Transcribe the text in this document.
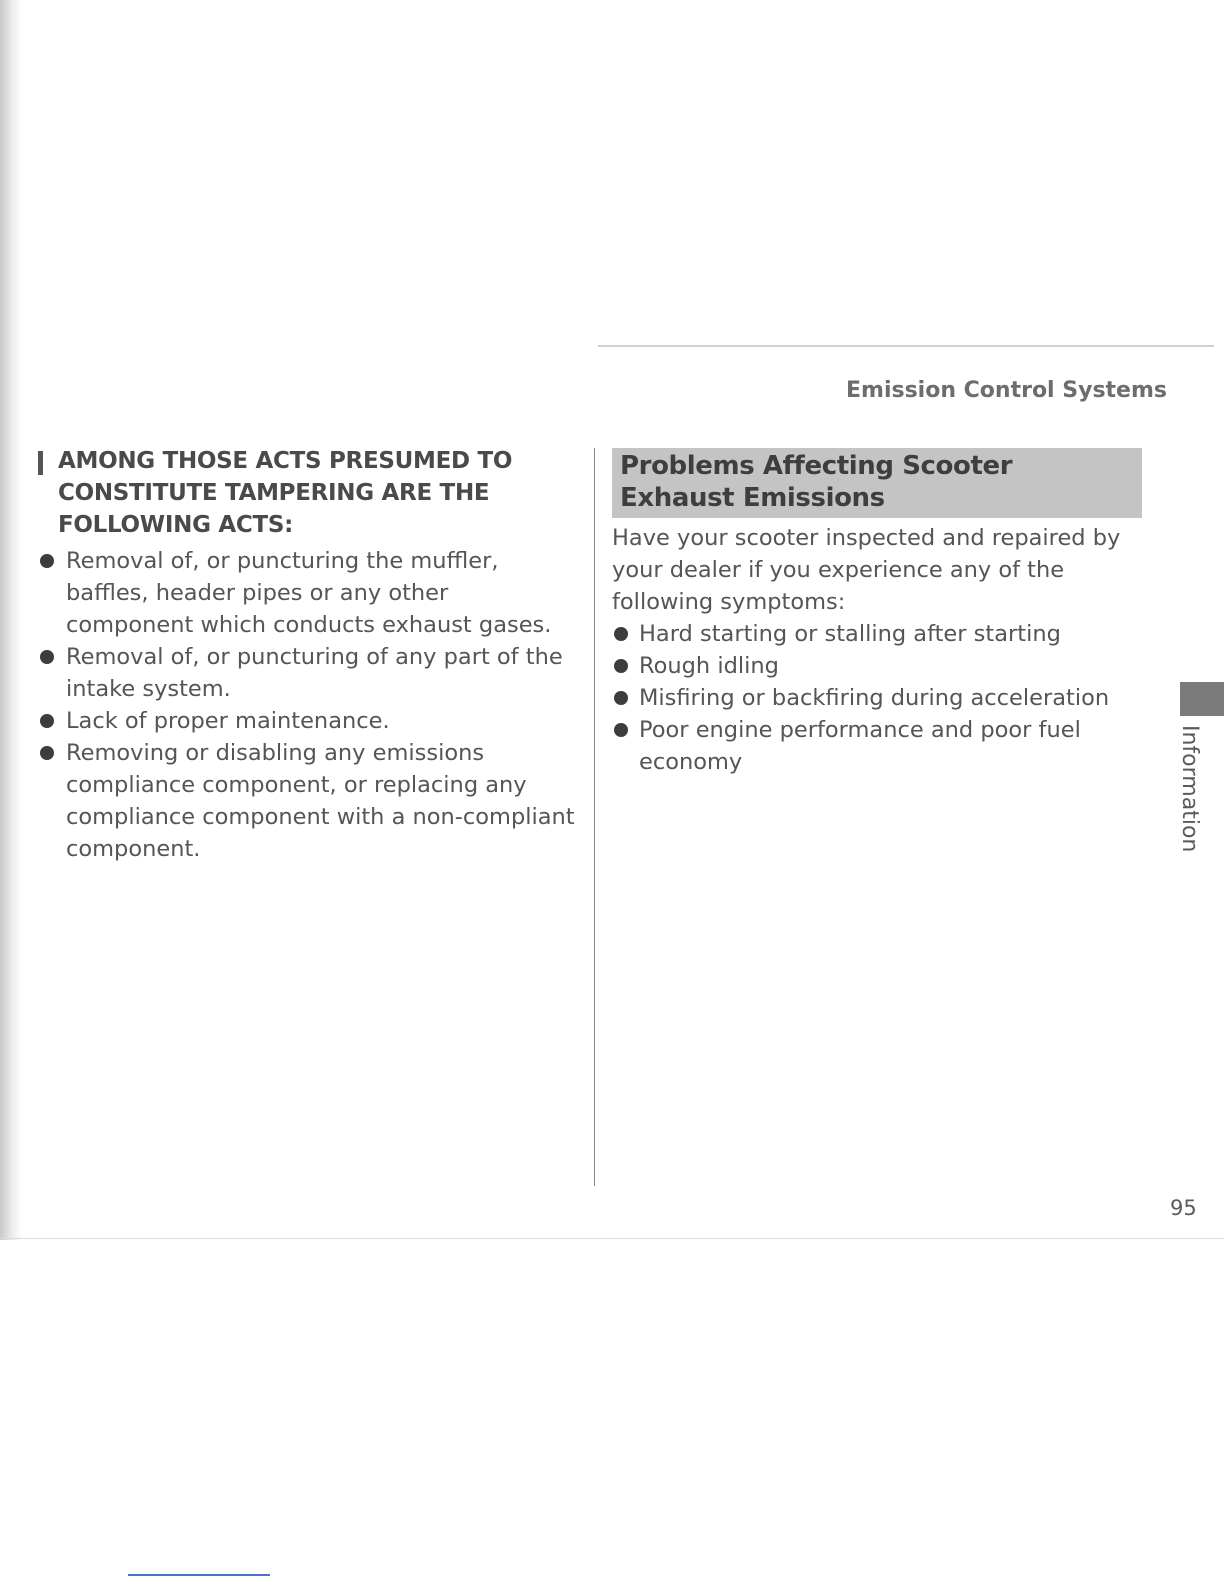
Emission Control Systems
AMONG THOSE ACTS PRESUMED TO CONSTITUTE TAMPERING ARE THE FOLLOWING ACTS:
Removal of, or puncturing the muffler, baffles, header pipes or any other component which conducts exhaust gases.
Removal of, or puncturing of any part of the intake system.
Lack of proper maintenance.
Removing or disabling any emissions compliance component, or replacing any compliance component with a non-compliant component.
Problems Affecting Scooter Exhaust Emissions

Have your scooter inspected and repaired by your dealer if you experience any of the following symptoms:

Hard starting or stalling after starting
Rough idling
Misfiring or backfiring during acceleration
Poor engine performance and poor fuel economy	Information
95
####
From the entries above, copy out every line where the string "puncturing" appears.

Expected output.
Removal of, or puncturing the muffler, baffles, header pipes or any other component which conducts exhaust gases.
Removal of, or puncturing of any part of the intake system.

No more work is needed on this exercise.